== Material shown ==

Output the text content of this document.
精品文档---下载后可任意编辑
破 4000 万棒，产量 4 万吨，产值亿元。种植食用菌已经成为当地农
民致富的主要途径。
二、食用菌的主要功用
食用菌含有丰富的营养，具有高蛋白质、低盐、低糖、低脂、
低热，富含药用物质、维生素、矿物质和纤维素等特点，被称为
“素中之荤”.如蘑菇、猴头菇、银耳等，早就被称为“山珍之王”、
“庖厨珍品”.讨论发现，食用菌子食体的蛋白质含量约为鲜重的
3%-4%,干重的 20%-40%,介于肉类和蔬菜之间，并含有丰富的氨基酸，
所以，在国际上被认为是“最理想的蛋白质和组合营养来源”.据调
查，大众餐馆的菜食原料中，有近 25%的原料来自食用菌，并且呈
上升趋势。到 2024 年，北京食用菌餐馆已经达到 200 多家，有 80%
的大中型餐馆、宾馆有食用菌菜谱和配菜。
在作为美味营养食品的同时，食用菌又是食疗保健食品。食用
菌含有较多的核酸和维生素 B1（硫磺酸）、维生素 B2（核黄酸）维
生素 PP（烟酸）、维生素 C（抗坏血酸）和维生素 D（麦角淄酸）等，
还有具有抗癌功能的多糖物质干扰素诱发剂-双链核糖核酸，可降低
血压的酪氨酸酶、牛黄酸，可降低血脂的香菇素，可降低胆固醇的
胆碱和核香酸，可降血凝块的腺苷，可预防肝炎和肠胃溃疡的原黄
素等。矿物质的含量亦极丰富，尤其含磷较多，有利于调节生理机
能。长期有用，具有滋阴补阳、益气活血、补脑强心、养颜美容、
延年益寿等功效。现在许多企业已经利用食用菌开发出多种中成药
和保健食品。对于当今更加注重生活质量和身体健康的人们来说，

===

Reproduce the full listing exactly.

Output the text content of this document.
精品文档---下载后可任意编辑
破 4000 万棒，产量 4 万吨，产值亿元。种植食用菌已经成为当地农
民致富的主要途径。
二、食用菌的主要功用
食用菌含有丰富的营养，具有高蛋白质、低盐、低糖、低脂、
低热，富含药用物质、维生素、矿物质和纤维素等特点，被称为
“素中之荤”.如蘑菇、猴头菇、银耳等，早就被称为“山珍之王”、
“庖厨珍品”.讨论发现，食用菌子食体的蛋白质含量约为鲜重的
3%-4%,干重的 20%-40%,介于肉类和蔬菜之间，并含有丰富的氨基酸，
所以，在国际上被认为是“最理想的蛋白质和组合营养来源”.据调
查，大众餐馆的菜食原料中，有近 25%的原料来自食用菌，并且呈
上升趋势。到 2024 年，北京食用菌餐馆已经达到 200 多家，有 80%
的大中型餐馆、宾馆有食用菌菜谱和配菜。
在作为美味营养食品的同时，食用菌又是食疗保健食品。食用
菌含有较多的核酸和维生素 B1（硫磺酸）、维生素 B2（核黄酸）维
生素 PP（烟酸）、维生素 C（抗坏血酸）和维生素 D（麦角淄酸）等，
还有具有抗癌功能的多糖物质干扰素诱发剂-双链核糖核酸，可降低
血压的酪氨酸酶、牛黄酸，可降低血脂的香菇素，可降低胆固醇的
胆碱和核香酸，可降血凝块的腺苷，可预防肝炎和肠胃溃疡的原黄
素等。矿物质的含量亦极丰富，尤其含磷较多，有利于调节生理机
能。长期有用，具有滋阴补阳、益气活血、补脑强心、养颜美容、
延年益寿等功效。现在许多企业已经利用食用菌开发出多种中成药
和保健食品。对于当今更加注重生活质量和身体健康的人们来说，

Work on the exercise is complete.